START Exercise data
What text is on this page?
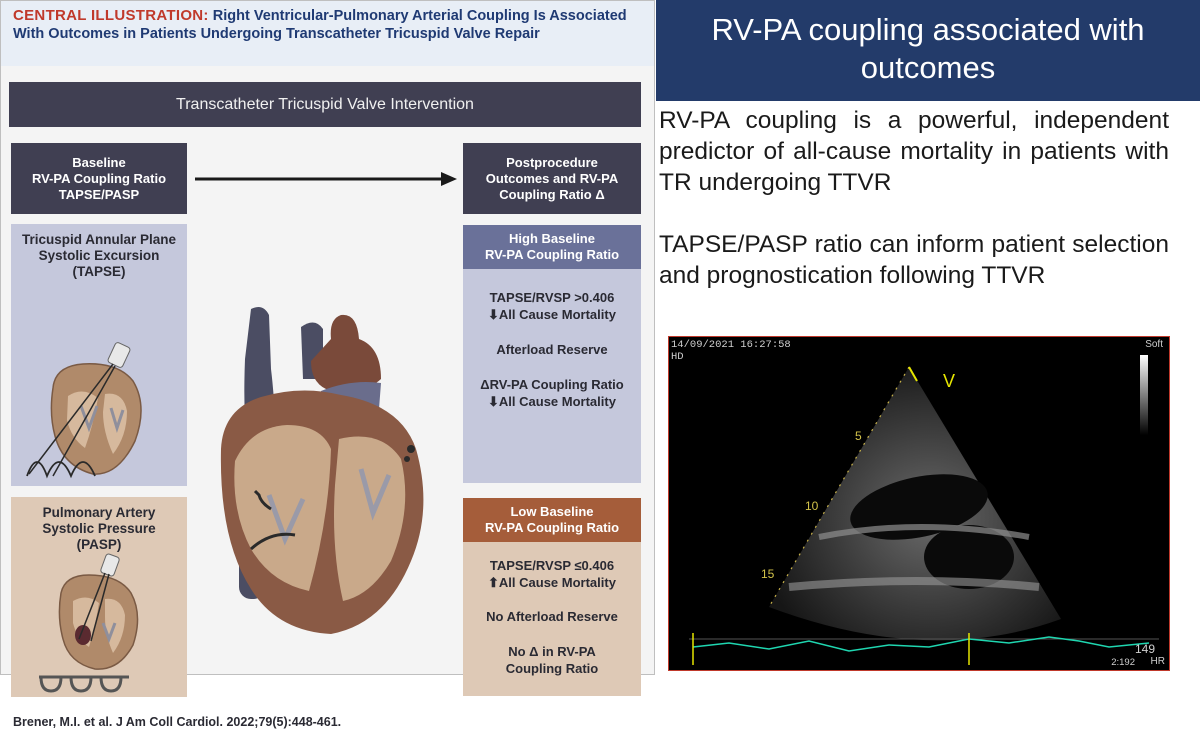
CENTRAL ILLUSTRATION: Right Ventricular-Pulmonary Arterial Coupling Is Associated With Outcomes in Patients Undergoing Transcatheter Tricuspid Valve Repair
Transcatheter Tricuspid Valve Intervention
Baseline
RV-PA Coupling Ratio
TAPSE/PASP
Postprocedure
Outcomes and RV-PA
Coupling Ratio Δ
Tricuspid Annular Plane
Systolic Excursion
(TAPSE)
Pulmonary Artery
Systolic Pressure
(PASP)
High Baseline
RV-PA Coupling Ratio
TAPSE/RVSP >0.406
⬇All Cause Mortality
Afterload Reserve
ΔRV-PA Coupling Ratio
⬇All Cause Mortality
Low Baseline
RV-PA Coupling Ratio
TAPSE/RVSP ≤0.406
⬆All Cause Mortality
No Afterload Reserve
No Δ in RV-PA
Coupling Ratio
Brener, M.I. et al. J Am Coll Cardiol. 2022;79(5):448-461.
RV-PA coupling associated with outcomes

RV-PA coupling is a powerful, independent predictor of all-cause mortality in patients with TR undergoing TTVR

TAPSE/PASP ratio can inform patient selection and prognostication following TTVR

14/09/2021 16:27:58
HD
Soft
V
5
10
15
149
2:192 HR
END Exercise data
_Your assignment_
Your copy of the entries above must be exact and must not include pictures.

_Task response_
What text is on this page?
CENTRAL ILLUSTRATION: Right Ventricular-Pulmonary Arterial Coupling Is Associated With Outcomes in Patients Undergoing Transcatheter Tricuspid Valve Repair
Transcatheter Tricuspid Valve Intervention
Baseline
RV-PA Coupling Ratio
TAPSE/PASP
Postprocedure
Outcomes and RV-PA
Coupling Ratio Δ
Tricuspid Annular Plane
Systolic Excursion
(TAPSE)
Pulmonary Artery
Systolic Pressure
(PASP)
High Baseline
RV-PA Coupling Ratio
TAPSE/RVSP >0.406
⬇All Cause Mortality
Afterload Reserve
ΔRV-PA Coupling Ratio
⬇All Cause Mortality
Low Baseline
RV-PA Coupling Ratio
TAPSE/RVSP ≤0.406
⬆All Cause Mortality
No Afterload Reserve
No Δ in RV-PA
Coupling Ratio
Brener, M.I. et al. J Am Coll Cardiol. 2022;79(5):448-461.
RV-PA coupling associated with outcomes

RV-PA coupling is a powerful, independent predictor of all-cause mortality in patients with TR undergoing TTVR

TAPSE/PASP ratio can inform patient selection and prognostication following TTVR

14/09/2021 16:27:58
HD
Soft
V
5
10
15
149
2:192 HR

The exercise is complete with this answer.